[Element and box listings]
------------------------

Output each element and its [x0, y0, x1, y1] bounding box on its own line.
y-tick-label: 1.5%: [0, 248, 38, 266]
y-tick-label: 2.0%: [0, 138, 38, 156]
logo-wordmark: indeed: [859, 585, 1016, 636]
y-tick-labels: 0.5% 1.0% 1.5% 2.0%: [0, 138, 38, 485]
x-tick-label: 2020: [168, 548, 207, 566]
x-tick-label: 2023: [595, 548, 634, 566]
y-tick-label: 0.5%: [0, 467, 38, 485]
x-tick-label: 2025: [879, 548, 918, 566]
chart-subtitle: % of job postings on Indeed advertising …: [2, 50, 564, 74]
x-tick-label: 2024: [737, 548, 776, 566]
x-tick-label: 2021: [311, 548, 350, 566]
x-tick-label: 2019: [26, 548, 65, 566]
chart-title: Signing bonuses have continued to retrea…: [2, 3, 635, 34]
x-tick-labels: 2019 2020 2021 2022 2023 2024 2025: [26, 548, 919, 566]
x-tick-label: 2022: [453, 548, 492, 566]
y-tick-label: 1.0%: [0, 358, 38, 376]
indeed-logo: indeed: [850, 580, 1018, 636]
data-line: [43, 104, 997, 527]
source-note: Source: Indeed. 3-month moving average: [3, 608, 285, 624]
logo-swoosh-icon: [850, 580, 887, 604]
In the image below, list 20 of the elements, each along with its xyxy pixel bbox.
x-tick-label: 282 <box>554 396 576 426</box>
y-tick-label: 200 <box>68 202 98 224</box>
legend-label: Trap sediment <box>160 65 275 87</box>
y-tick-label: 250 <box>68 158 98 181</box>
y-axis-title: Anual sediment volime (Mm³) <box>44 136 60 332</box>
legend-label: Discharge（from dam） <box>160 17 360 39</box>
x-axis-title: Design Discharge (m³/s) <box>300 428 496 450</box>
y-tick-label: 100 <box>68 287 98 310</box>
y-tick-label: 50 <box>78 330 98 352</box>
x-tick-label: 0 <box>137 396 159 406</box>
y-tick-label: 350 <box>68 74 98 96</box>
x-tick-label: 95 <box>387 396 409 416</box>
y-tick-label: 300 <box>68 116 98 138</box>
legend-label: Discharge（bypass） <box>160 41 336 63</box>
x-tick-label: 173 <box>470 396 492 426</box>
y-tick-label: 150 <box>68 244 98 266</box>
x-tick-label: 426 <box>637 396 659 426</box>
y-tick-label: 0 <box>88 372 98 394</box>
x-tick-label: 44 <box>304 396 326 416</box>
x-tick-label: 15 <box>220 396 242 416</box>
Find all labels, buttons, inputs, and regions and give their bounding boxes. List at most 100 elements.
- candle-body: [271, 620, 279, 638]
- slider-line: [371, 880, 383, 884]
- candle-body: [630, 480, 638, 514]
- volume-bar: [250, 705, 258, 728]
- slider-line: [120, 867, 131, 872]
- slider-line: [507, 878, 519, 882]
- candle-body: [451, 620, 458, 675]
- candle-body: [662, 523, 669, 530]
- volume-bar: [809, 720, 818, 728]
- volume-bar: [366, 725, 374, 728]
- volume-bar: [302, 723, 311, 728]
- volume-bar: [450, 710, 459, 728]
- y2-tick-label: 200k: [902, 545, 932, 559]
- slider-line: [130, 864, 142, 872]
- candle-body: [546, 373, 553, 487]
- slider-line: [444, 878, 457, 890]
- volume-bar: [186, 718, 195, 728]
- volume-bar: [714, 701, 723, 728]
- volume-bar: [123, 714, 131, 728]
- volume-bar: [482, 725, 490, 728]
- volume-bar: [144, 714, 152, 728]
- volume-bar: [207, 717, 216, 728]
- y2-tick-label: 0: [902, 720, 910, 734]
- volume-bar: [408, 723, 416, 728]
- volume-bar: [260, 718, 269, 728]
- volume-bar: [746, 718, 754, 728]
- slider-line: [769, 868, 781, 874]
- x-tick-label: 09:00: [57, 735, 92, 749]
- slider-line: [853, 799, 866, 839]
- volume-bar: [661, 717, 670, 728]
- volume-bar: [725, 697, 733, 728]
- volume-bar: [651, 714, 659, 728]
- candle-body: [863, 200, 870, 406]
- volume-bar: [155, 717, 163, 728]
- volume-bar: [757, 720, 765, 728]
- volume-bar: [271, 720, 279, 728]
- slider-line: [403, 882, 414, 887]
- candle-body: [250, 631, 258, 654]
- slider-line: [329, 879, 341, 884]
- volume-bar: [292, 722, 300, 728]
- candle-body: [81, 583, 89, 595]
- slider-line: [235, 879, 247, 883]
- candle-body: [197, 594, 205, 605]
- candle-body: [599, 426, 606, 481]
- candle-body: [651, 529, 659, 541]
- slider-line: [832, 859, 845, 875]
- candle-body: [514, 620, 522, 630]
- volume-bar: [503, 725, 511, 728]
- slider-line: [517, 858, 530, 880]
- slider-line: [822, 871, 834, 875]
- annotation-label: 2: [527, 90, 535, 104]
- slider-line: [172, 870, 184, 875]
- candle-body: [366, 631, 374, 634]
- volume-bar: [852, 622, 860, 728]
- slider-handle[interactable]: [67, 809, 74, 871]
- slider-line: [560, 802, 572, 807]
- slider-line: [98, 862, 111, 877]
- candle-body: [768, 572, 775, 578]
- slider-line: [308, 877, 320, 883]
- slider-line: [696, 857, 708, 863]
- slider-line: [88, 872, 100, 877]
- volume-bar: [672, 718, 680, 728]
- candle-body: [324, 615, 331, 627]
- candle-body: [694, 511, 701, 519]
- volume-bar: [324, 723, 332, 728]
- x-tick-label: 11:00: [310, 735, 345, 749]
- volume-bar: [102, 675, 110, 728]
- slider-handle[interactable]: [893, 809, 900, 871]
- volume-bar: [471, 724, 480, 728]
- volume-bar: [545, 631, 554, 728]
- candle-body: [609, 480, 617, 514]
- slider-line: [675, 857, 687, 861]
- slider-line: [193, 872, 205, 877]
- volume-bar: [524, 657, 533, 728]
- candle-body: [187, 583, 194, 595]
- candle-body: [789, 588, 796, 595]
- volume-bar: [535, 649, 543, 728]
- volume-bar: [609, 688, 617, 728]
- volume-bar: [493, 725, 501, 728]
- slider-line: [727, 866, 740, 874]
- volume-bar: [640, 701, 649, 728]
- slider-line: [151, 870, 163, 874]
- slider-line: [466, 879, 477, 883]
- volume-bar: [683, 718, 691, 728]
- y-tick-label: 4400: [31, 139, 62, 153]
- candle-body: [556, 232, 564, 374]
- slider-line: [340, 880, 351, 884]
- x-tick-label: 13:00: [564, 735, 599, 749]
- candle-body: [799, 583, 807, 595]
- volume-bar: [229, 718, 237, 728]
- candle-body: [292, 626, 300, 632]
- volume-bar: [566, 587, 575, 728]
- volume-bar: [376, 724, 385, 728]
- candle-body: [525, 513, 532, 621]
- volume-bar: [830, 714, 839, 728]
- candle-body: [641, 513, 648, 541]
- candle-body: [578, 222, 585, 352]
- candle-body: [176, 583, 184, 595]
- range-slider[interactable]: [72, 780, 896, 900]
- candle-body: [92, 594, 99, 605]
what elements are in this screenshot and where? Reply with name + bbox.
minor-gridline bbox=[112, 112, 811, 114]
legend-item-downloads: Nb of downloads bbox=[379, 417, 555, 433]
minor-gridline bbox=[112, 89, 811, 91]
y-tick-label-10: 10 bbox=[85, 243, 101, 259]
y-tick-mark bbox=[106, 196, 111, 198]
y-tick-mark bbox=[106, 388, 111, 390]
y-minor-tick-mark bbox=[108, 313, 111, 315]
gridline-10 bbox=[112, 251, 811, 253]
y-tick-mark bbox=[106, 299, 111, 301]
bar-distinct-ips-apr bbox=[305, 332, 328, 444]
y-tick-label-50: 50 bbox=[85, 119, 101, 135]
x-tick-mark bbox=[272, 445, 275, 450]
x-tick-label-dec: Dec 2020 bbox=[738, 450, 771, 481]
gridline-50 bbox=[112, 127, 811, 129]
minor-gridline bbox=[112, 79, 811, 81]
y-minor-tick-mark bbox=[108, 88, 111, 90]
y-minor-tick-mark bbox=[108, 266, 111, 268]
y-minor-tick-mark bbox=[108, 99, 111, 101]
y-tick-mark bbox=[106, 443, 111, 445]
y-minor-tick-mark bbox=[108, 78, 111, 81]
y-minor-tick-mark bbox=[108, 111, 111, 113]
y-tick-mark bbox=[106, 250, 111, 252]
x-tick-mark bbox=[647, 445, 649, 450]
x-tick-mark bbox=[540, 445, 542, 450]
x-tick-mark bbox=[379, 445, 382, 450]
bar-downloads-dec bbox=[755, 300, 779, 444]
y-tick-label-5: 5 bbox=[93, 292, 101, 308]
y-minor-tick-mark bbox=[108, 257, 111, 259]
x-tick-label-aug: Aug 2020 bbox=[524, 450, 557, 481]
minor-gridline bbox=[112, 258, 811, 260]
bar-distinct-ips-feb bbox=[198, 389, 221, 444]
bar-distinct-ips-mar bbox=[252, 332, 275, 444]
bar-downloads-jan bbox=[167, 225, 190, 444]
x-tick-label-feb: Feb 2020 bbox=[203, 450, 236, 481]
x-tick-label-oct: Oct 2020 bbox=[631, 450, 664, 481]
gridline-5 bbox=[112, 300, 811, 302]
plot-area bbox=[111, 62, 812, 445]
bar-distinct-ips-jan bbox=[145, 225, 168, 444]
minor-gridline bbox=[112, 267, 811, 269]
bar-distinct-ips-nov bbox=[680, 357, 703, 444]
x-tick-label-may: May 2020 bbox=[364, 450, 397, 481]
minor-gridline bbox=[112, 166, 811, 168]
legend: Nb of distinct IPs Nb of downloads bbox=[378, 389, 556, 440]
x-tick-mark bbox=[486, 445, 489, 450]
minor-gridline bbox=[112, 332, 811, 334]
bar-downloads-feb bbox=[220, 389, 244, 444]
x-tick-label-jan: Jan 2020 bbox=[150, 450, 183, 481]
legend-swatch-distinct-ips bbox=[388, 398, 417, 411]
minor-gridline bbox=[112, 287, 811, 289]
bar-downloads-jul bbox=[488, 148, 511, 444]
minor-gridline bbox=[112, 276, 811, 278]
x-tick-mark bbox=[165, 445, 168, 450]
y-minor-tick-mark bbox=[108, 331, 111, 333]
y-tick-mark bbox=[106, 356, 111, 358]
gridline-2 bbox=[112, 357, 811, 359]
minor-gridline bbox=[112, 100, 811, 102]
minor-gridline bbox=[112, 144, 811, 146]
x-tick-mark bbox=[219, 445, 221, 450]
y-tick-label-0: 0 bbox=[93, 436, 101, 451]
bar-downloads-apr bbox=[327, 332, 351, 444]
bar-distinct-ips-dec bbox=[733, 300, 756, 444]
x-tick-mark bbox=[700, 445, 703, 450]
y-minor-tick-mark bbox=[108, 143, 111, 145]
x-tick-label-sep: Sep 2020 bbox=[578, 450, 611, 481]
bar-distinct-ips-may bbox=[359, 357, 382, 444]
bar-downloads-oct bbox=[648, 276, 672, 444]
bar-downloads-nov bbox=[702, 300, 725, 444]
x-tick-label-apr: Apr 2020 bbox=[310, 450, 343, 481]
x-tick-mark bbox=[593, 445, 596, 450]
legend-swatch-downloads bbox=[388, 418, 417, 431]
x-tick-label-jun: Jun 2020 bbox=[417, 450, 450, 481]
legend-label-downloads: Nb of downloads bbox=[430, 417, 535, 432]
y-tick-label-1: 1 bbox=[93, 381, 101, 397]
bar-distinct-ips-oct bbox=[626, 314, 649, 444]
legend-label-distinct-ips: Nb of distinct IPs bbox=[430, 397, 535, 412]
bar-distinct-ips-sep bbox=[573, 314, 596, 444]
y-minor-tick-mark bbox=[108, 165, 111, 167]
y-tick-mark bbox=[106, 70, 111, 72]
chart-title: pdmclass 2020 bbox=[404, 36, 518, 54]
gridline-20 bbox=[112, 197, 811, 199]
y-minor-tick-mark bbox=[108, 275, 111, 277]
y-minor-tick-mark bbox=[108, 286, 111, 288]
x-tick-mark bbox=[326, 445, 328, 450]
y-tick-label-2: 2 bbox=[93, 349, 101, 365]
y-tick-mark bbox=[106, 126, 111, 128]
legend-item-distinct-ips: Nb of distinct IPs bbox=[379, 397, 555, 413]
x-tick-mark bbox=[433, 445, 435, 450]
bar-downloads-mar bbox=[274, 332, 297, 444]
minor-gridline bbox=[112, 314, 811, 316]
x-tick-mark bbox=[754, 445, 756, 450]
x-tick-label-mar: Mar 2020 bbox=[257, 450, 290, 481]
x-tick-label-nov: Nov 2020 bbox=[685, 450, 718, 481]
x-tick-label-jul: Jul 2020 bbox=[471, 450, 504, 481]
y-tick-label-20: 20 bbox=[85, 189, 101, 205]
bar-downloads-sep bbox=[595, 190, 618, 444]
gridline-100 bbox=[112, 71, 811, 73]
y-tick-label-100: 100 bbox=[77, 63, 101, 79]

------------------------

— Problem details —
Rewrite everything from the start of the material down to the line containing "logo-swoosh-icon: [850, 580, 887, 604]", swapping "data-line" for "trend-line" and leaving all else unchanged.

— Response —
Output each element and its [x0, y0, x1, y1] bounding box on its own line.
y-tick-label: 1.5%: [0, 248, 38, 266]
y-tick-label: 2.0%: [0, 138, 38, 156]
logo-wordmark: indeed: [859, 585, 1016, 636]
y-tick-labels: 0.5% 1.0% 1.5% 2.0%: [0, 138, 38, 485]
x-tick-label: 2020: [168, 548, 207, 566]
x-tick-label: 2023: [595, 548, 634, 566]
y-tick-label: 0.5%: [0, 467, 38, 485]
x-tick-label: 2025: [879, 548, 918, 566]
chart-subtitle: % of job postings on Indeed advertising …: [2, 50, 564, 74]
x-tick-label: 2024: [737, 548, 776, 566]
x-tick-label: 2021: [311, 548, 350, 566]
x-tick-label: 2019: [26, 548, 65, 566]
chart-title: Signing bonuses have continued to retrea…: [2, 3, 635, 34]
x-tick-labels: 2019 2020 2021 2022 2023 2024 2025: [26, 548, 919, 566]
x-tick-label: 2022: [453, 548, 492, 566]
y-tick-label: 1.0%: [0, 358, 38, 376]
indeed-logo: indeed: [850, 580, 1018, 636]
trend-line: [43, 104, 997, 527]
source-note: Source: Indeed. 3-month moving average: [3, 608, 285, 624]
logo-swoosh-icon: [850, 580, 887, 604]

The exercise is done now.